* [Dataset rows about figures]
-- Begin --

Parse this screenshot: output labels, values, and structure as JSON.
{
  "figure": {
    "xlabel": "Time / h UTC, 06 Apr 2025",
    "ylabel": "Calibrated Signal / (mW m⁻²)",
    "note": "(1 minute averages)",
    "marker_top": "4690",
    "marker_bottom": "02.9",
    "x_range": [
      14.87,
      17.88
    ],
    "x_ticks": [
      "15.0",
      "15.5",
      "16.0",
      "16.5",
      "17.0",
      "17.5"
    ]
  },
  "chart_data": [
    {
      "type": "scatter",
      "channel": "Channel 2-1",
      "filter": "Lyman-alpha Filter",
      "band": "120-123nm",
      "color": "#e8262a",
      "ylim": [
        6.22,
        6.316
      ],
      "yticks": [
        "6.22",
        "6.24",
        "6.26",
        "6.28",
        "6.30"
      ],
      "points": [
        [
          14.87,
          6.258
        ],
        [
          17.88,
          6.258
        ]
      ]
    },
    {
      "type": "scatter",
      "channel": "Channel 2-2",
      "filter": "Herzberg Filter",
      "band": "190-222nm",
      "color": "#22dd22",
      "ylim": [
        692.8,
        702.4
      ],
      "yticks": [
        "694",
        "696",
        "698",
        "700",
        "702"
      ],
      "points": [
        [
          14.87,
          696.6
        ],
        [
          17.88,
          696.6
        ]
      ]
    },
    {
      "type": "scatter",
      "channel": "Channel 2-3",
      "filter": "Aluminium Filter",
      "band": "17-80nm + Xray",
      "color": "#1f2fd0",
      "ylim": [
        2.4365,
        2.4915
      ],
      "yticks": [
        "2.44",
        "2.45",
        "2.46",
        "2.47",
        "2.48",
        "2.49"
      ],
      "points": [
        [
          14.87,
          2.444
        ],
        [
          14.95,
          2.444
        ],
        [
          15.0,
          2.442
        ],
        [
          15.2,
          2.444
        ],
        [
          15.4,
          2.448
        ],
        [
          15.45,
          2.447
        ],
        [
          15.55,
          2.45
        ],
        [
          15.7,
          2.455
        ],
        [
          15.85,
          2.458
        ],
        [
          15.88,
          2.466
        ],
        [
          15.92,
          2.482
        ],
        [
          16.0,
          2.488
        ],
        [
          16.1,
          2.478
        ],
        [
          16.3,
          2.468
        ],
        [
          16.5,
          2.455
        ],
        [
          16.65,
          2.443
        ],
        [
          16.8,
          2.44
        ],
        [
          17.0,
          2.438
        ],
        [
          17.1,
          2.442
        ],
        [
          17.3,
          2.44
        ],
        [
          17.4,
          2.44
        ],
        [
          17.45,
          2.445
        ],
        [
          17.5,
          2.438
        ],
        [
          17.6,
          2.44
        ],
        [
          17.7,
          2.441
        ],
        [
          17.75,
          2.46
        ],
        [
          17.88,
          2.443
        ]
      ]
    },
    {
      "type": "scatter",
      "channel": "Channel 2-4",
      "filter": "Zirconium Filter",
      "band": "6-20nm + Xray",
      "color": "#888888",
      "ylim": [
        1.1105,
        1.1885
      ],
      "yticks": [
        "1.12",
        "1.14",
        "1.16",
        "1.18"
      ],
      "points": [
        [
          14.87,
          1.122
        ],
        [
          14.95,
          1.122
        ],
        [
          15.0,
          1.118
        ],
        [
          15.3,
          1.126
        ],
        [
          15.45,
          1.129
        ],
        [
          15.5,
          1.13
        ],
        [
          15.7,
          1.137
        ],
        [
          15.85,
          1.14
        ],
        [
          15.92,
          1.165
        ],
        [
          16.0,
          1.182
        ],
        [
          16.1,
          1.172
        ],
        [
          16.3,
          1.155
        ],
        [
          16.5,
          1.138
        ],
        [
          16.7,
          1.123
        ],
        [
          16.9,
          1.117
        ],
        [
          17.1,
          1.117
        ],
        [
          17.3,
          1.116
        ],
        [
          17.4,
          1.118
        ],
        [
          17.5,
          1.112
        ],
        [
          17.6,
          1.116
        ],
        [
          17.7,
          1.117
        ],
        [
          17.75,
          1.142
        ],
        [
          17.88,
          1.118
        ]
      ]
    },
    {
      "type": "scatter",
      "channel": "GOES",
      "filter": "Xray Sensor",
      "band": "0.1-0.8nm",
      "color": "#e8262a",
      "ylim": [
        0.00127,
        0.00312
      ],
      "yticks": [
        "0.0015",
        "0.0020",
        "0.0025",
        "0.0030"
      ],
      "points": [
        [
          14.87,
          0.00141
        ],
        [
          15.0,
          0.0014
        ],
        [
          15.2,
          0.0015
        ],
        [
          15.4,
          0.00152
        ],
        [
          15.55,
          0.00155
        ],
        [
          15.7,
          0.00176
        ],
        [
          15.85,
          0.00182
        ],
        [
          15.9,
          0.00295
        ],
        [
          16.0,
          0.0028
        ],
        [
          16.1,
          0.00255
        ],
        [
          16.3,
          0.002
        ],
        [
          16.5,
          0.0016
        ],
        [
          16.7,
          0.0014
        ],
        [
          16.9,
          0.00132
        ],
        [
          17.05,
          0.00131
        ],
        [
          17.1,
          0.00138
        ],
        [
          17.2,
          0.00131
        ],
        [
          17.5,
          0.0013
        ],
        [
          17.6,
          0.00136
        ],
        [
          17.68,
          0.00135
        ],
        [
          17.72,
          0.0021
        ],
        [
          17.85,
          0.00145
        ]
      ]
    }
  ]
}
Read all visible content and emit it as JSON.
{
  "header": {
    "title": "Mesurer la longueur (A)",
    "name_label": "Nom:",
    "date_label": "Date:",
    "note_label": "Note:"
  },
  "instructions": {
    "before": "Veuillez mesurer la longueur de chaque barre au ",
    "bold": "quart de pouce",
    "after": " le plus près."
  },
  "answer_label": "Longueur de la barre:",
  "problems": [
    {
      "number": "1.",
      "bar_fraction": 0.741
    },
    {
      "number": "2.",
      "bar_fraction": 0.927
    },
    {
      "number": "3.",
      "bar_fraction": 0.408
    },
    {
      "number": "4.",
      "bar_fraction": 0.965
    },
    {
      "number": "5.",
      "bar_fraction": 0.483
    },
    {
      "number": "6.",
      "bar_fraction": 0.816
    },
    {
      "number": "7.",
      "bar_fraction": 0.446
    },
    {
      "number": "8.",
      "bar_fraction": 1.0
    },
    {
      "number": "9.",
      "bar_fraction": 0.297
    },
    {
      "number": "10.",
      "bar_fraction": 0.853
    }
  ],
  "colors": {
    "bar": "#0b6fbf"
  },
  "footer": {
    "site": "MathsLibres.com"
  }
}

-- End --

* [Prompt] Repeat every record exactly as written, please.

* [Exercise response]
Parse this screenshot: output labels, values, and structure as JSON.
{
  "figure": {
    "xlabel": "Time / h UTC, 06 Apr 2025",
    "ylabel": "Calibrated Signal / (mW m⁻²)",
    "note": "(1 minute averages)",
    "marker_top": "4690",
    "marker_bottom": "02.9",
    "x_range": [
      14.87,
      17.88
    ],
    "x_ticks": [
      "15.0",
      "15.5",
      "16.0",
      "16.5",
      "17.0",
      "17.5"
    ]
  },
  "chart_data": [
    {
      "type": "scatter",
      "channel": "Channel 2-1",
      "filter": "Lyman-alpha Filter",
      "band": "120-123nm",
      "color": "#e8262a",
      "ylim": [
        6.22,
        6.316
      ],
      "yticks": [
        "6.22",
        "6.24",
        "6.26",
        "6.28",
        "6.30"
      ],
      "points": [
        [
          14.87,
          6.258
        ],
        [
          17.88,
          6.258
        ]
      ]
    },
    {
      "type": "scatter",
      "channel": "Channel 2-2",
      "filter": "Herzberg Filter",
      "band": "190-222nm",
      "color": "#22dd22",
      "ylim": [
        692.8,
        702.4
      ],
      "yticks": [
        "694",
        "696",
        "698",
        "700",
        "702"
      ],
      "points": [
        [
          14.87,
          696.6
        ],
        [
          17.88,
          696.6
        ]
      ]
    },
    {
      "type": "scatter",
      "channel": "Channel 2-3",
      "filter": "Aluminium Filter",
      "band": "17-80nm + Xray",
      "color": "#1f2fd0",
      "ylim": [
        2.4365,
        2.4915
      ],
      "yticks": [
        "2.44",
        "2.45",
        "2.46",
        "2.47",
        "2.48",
        "2.49"
      ],
      "points": [
        [
          14.87,
          2.444
        ],
        [
          14.95,
          2.444
        ],
        [
          15.0,
          2.442
        ],
        [
          15.2,
          2.444
        ],
        [
          15.4,
          2.448
        ],
        [
          15.45,
          2.447
        ],
        [
          15.55,
          2.45
        ],
        [
          15.7,
          2.455
        ],
        [
          15.85,
          2.458
        ],
        [
          15.88,
          2.466
        ],
        [
          15.92,
          2.482
        ],
        [
          16.0,
          2.488
        ],
        [
          16.1,
          2.478
        ],
        [
          16.3,
          2.468
        ],
        [
          16.5,
          2.455
        ],
        [
          16.65,
          2.443
        ],
        [
          16.8,
          2.44
        ],
        [
          17.0,
          2.438
        ],
        [
          17.1,
          2.442
        ],
        [
          17.3,
          2.44
        ],
        [
          17.4,
          2.44
        ],
        [
          17.45,
          2.445
        ],
        [
          17.5,
          2.438
        ],
        [
          17.6,
          2.44
        ],
        [
          17.7,
          2.441
        ],
        [
          17.75,
          2.46
        ],
        [
          17.88,
          2.443
        ]
      ]
    },
    {
      "type": "scatter",
      "channel": "Channel 2-4",
      "filter": "Zirconium Filter",
      "band": "6-20nm + Xray",
      "color": "#888888",
      "ylim": [
        1.1105,
        1.1885
      ],
      "yticks": [
        "1.12",
        "1.14",
        "1.16",
        "1.18"
      ],
      "points": [
        [
          14.87,
          1.122
        ],
        [
          14.95,
          1.122
        ],
        [
          15.0,
          1.118
        ],
        [
          15.3,
          1.126
        ],
        [
          15.45,
          1.129
        ],
        [
          15.5,
          1.13
        ],
        [
          15.7,
          1.137
        ],
        [
          15.85,
          1.14
        ],
        [
          15.92,
          1.165
        ],
        [
          16.0,
          1.182
        ],
        [
          16.1,
          1.172
        ],
        [
          16.3,
          1.155
        ],
        [
          16.5,
          1.138
        ],
        [
          16.7,
          1.123
        ],
        [
          16.9,
          1.117
        ],
        [
          17.1,
          1.117
        ],
        [
          17.3,
          1.116
        ],
        [
          17.4,
          1.118
        ],
        [
          17.5,
          1.112
        ],
        [
          17.6,
          1.116
        ],
        [
          17.7,
          1.117
        ],
        [
          17.75,
          1.142
        ],
        [
          17.88,
          1.118
        ]
      ]
    },
    {
      "type": "scatter",
      "channel": "GOES",
      "filter": "Xray Sensor",
      "band": "0.1-0.8nm",
      "color": "#e8262a",
      "ylim": [
        0.00127,
        0.00312
      ],
      "yticks": [
        "0.0015",
        "0.0020",
        "0.0025",
        "0.0030"
      ],
      "points": [
        [
          14.87,
          0.00141
        ],
        [
          15.0,
          0.0014
        ],
        [
          15.2,
          0.0015
        ],
        [
          15.4,
          0.00152
        ],
        [
          15.55,
          0.00155
        ],
        [
          15.7,
          0.00176
        ],
        [
          15.85,
          0.00182
        ],
        [
          15.9,
          0.00295
        ],
        [
          16.0,
          0.0028
        ],
        [
          16.1,
          0.00255
        ],
        [
          16.3,
          0.002
        ],
        [
          16.5,
          0.0016
        ],
        [
          16.7,
          0.0014
        ],
        [
          16.9,
          0.00132
        ],
        [
          17.05,
          0.00131
        ],
        [
          17.1,
          0.00138
        ],
        [
          17.2,
          0.00131
        ],
        [
          17.5,
          0.0013
        ],
        [
          17.6,
          0.00136
        ],
        [
          17.68,
          0.00135
        ],
        [
          17.72,
          0.0021
        ],
        [
          17.85,
          0.00145
        ]
      ]
    }
  ]
}
Read all visible content and emit it as JSON.
{
  "header": {
    "title": "Mesurer la longueur (A)",
    "name_label": "Nom:",
    "date_label": "Date:",
    "note_label": "Note:"
  },
  "instructions": {
    "before": "Veuillez mesurer la longueur de chaque barre au ",
    "bold": "quart de pouce",
    "after": " le plus près."
  },
  "answer_label": "Longueur de la barre:",
  "problems": [
    {
      "number": "1.",
      "bar_fraction": 0.741
    },
    {
      "number": "2.",
      "bar_fraction": 0.927
    },
    {
      "number": "3.",
      "bar_fraction": 0.408
    },
    {
      "number": "4.",
      "bar_fraction": 0.965
    },
    {
      "number": "5.",
      "bar_fraction": 0.483
    },
    {
      "number": "6.",
      "bar_fraction": 0.816
    },
    {
      "number": "7.",
      "bar_fraction": 0.446
    },
    {
      "number": "8.",
      "bar_fraction": 1.0
    },
    {
      "number": "9.",
      "bar_fraction": 0.297
    },
    {
      "number": "10.",
      "bar_fraction": 0.853
    }
  ],
  "colors": {
    "bar": "#0b6fbf"
  },
  "footer": {
    "site": "MathsLibres.com"
  }
}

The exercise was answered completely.